What this task involves:
Pick out each line of the records in which the word "simply" appears.

--

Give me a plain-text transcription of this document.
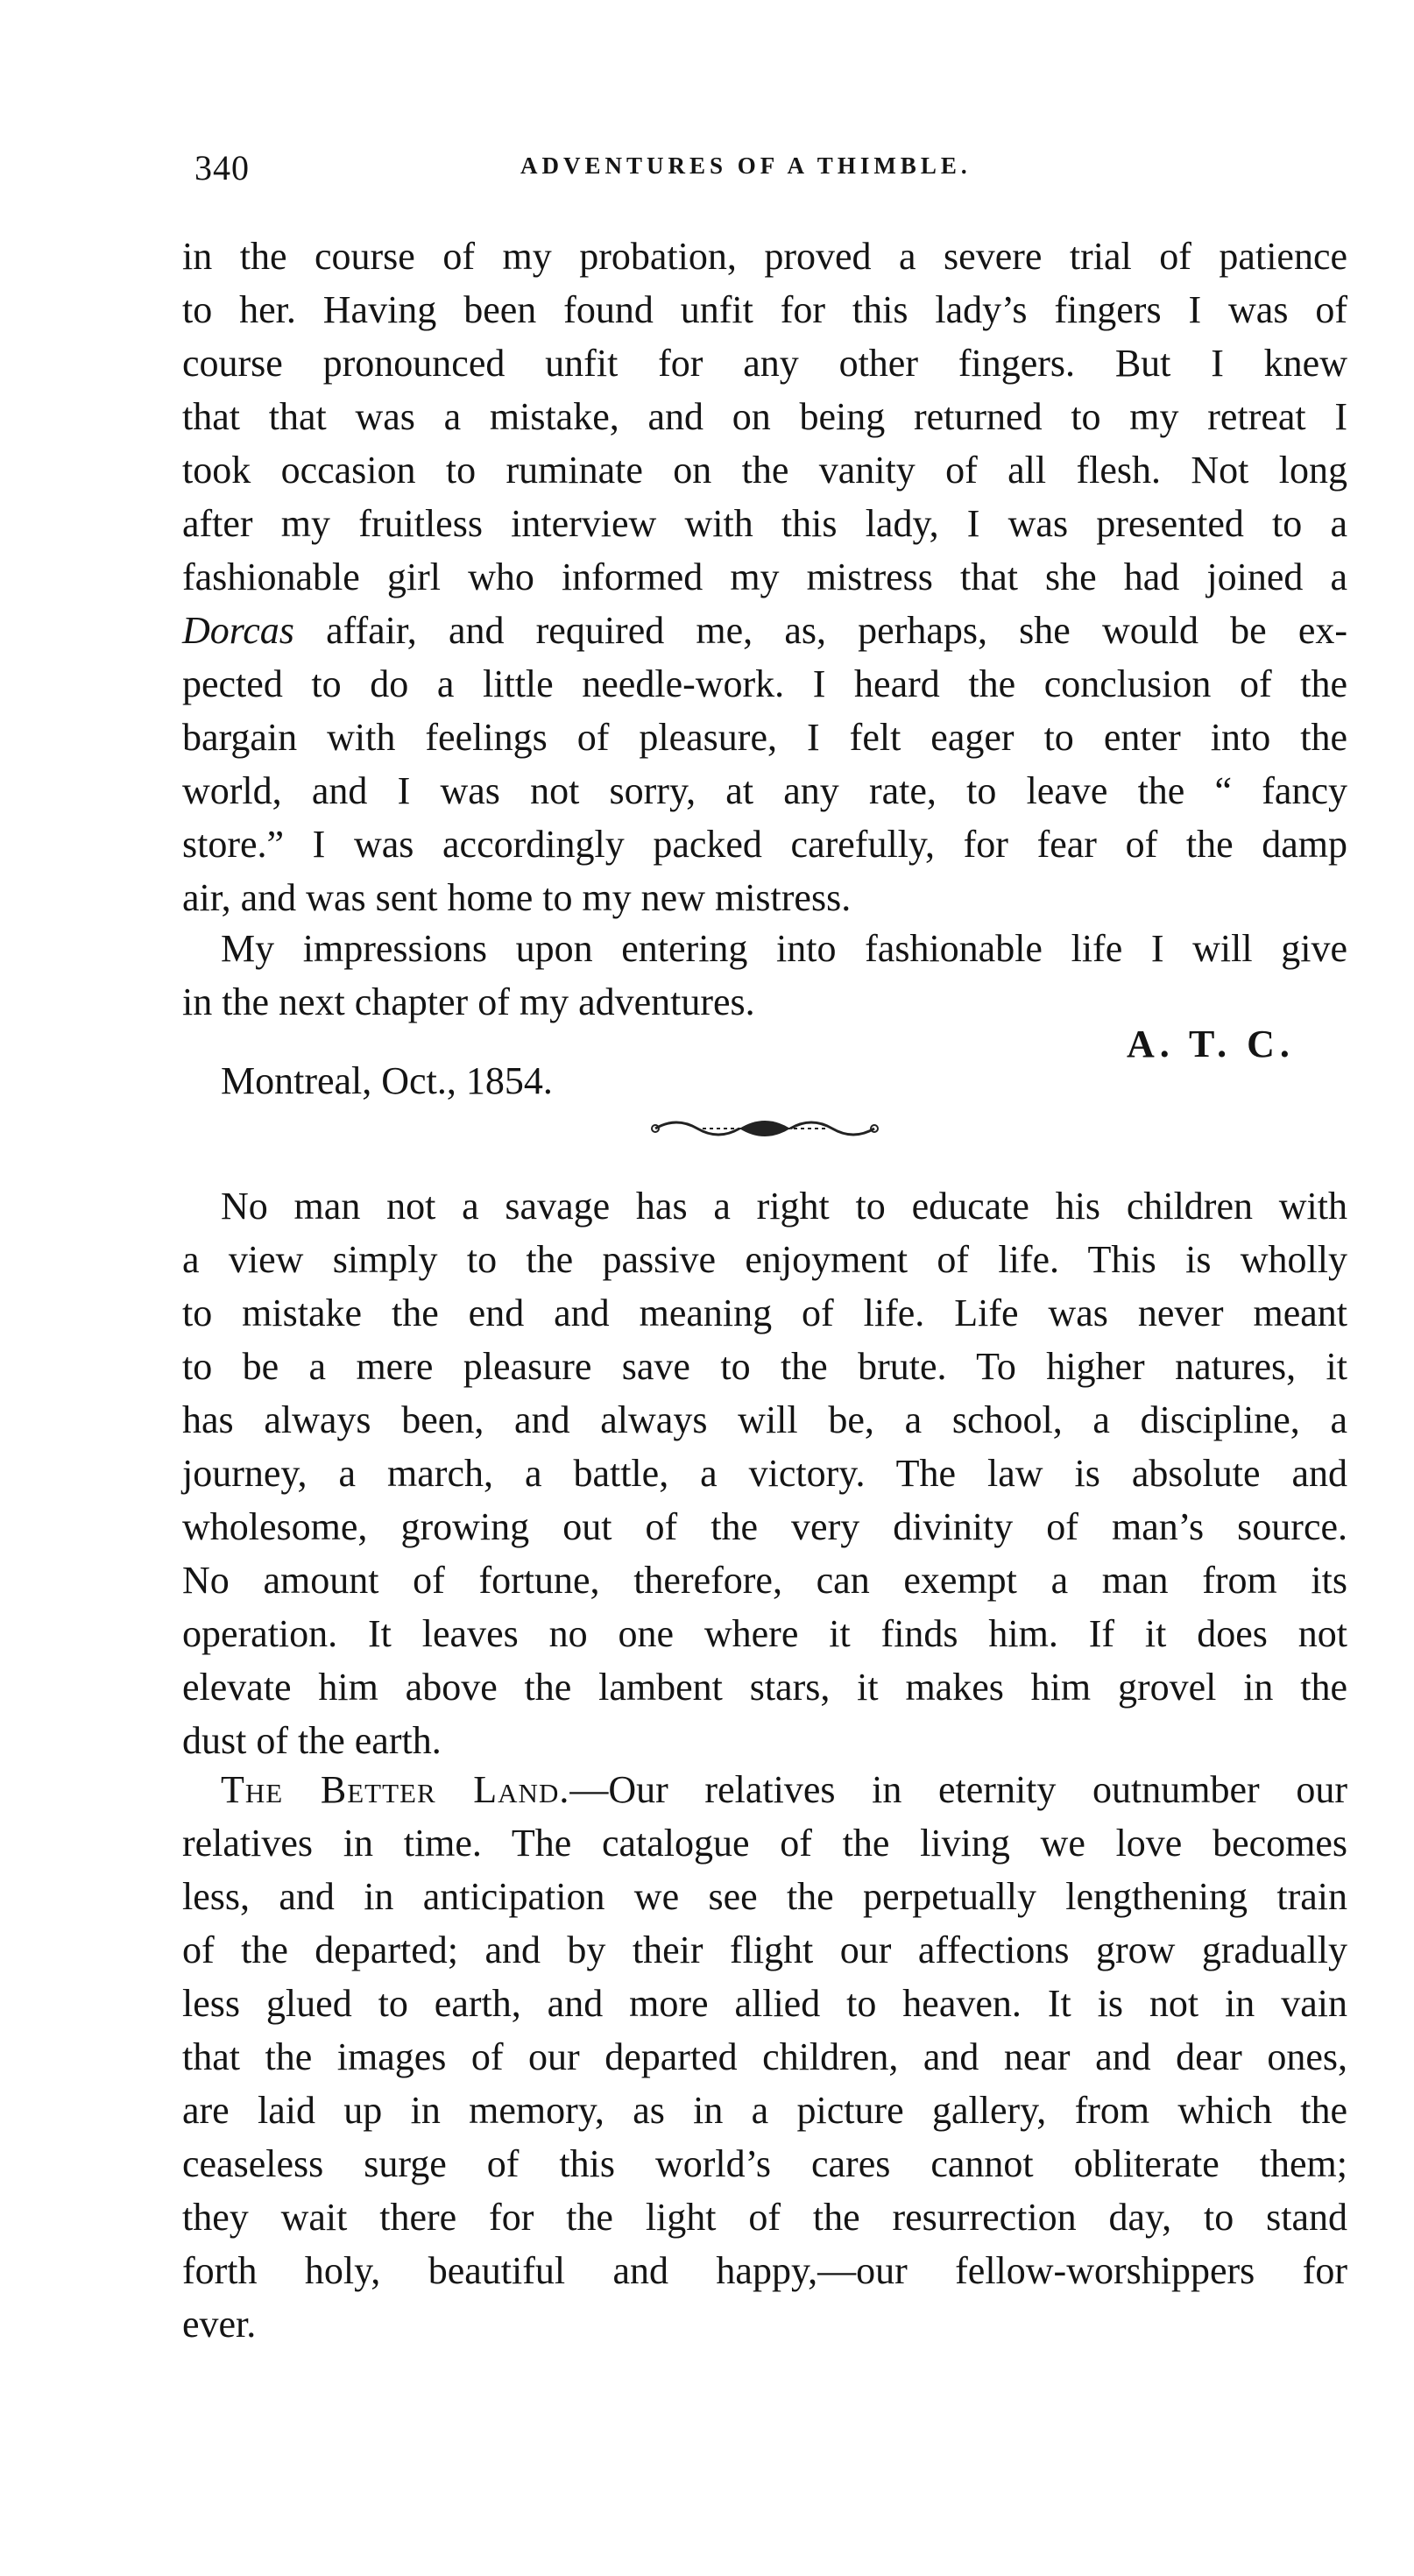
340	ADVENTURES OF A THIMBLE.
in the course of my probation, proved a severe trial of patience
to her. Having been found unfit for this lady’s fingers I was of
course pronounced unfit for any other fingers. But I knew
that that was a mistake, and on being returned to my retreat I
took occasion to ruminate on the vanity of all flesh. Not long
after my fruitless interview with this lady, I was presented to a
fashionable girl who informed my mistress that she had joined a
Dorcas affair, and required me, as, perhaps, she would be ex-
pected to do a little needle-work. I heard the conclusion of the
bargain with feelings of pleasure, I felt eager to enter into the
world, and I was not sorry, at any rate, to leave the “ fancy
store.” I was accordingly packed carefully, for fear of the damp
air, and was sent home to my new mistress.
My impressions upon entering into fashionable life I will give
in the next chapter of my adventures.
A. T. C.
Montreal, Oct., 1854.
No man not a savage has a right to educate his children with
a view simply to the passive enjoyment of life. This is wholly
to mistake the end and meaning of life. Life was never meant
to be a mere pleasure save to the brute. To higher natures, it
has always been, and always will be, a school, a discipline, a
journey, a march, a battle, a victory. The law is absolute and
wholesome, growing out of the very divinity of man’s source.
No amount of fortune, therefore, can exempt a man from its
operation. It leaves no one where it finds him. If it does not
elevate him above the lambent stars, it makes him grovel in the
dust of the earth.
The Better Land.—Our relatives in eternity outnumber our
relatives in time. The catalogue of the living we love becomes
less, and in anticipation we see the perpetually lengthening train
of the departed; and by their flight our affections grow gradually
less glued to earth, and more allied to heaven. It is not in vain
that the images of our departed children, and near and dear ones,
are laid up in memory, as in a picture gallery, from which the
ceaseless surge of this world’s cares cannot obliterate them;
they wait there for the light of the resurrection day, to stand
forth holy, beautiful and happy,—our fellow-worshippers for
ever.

--

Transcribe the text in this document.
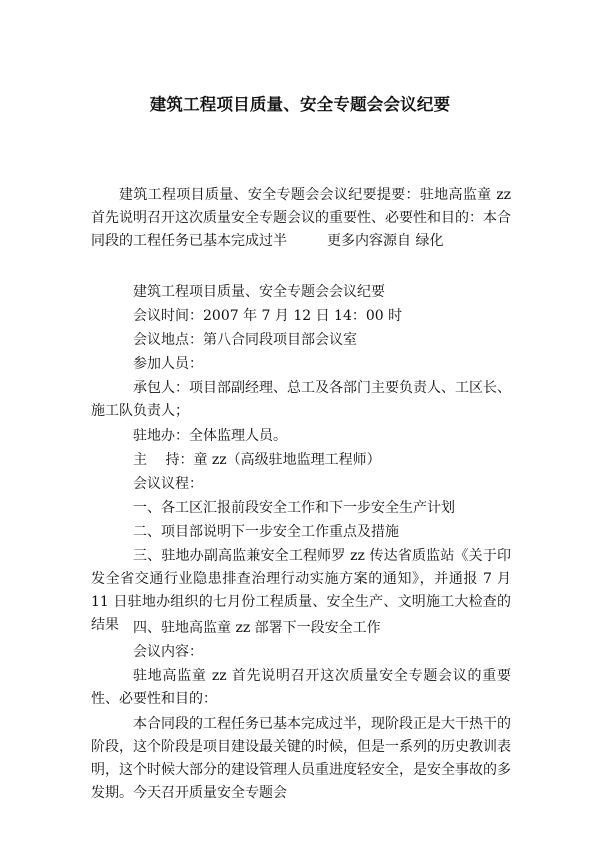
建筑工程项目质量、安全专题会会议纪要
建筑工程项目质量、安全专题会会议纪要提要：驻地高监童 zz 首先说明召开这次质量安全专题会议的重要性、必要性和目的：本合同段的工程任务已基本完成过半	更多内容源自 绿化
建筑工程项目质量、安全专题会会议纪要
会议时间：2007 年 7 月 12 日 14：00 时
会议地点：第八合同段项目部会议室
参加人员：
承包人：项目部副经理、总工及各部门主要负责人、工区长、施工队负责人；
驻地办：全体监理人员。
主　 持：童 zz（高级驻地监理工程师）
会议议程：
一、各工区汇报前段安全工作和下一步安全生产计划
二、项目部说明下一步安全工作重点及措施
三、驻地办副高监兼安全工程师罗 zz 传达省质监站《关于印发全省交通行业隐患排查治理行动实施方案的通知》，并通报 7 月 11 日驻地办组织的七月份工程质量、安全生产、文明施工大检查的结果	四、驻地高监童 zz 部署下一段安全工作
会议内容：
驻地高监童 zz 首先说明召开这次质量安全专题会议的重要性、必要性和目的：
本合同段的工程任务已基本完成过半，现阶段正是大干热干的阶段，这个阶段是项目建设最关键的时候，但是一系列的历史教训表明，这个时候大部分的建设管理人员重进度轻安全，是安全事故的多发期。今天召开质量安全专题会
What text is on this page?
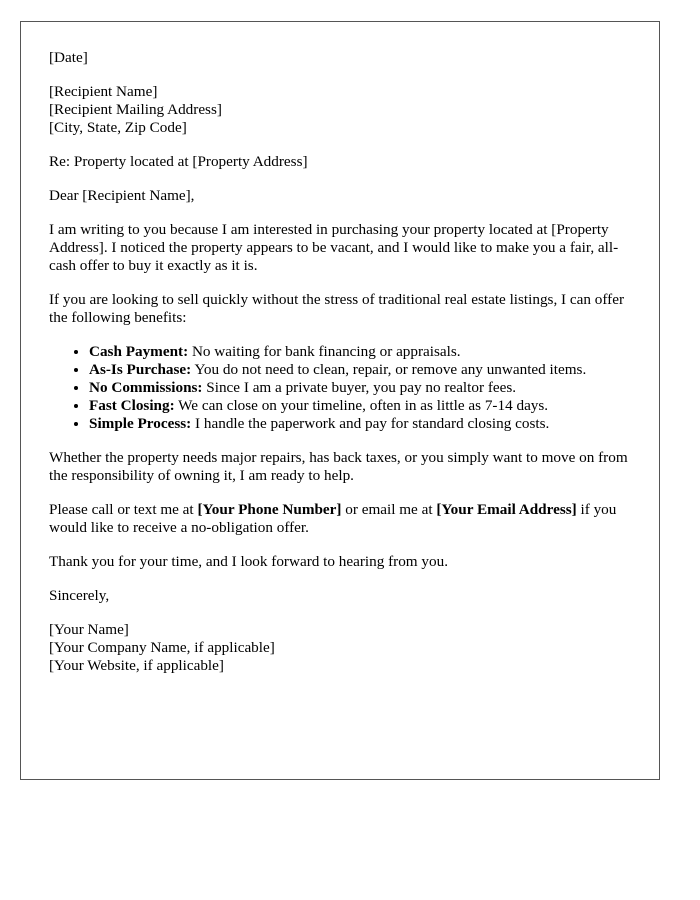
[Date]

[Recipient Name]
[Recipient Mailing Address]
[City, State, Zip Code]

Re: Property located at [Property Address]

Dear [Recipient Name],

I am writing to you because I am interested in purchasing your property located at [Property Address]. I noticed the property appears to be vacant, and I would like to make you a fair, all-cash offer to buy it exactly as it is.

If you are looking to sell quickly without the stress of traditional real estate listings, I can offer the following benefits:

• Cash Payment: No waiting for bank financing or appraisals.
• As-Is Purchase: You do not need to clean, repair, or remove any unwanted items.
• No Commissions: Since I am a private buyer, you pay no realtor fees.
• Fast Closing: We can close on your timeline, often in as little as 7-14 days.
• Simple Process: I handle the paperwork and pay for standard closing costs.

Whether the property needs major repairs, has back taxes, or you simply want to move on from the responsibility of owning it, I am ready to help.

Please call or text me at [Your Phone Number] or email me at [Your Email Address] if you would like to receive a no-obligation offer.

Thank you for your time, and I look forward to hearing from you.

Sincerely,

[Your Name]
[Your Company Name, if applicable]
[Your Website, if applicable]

--

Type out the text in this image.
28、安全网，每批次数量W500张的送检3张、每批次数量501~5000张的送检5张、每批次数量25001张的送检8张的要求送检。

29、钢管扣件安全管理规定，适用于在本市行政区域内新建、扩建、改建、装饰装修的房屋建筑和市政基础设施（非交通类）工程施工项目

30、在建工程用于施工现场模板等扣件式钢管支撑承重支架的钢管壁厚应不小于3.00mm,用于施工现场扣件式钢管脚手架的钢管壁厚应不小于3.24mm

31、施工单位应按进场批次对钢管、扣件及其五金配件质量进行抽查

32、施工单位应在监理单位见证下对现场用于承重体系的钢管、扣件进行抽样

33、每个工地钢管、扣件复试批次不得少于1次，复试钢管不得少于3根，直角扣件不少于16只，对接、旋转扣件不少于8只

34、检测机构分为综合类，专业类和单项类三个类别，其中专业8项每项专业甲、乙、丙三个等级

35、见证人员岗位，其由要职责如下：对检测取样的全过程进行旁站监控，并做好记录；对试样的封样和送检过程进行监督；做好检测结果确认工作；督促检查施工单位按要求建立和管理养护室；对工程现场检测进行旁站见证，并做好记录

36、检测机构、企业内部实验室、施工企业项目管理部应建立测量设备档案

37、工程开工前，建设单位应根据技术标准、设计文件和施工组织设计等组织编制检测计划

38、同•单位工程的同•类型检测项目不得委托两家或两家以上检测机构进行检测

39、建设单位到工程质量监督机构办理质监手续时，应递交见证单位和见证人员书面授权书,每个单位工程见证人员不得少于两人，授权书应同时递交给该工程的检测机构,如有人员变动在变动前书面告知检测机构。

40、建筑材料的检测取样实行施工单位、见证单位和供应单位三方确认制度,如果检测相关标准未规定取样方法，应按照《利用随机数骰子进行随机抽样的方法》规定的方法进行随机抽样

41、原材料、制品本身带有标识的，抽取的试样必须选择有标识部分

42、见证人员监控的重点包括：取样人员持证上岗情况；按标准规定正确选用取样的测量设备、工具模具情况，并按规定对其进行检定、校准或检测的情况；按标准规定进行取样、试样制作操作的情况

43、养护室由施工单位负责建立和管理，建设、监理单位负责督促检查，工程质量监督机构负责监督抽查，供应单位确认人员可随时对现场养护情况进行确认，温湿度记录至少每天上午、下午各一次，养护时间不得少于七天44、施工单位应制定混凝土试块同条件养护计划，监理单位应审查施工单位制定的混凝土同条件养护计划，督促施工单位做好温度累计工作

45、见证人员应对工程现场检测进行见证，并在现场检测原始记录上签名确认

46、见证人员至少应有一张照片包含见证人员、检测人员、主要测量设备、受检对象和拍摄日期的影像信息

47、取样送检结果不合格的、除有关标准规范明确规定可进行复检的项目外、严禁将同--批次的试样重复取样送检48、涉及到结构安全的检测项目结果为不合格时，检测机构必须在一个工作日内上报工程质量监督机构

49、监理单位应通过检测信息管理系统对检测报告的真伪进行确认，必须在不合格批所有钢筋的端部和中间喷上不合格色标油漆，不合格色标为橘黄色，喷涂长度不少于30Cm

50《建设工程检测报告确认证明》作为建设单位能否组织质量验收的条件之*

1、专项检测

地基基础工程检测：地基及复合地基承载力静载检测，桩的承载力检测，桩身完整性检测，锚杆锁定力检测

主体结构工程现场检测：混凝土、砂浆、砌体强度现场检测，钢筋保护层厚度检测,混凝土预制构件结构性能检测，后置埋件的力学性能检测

--

Reply to the exercise:
a view simply to the passive enjoyment of life. This is wholly
Whether the property needs major repairs, has back taxes, or you simply want to move on from the responsibility of owning it, I am ready to help.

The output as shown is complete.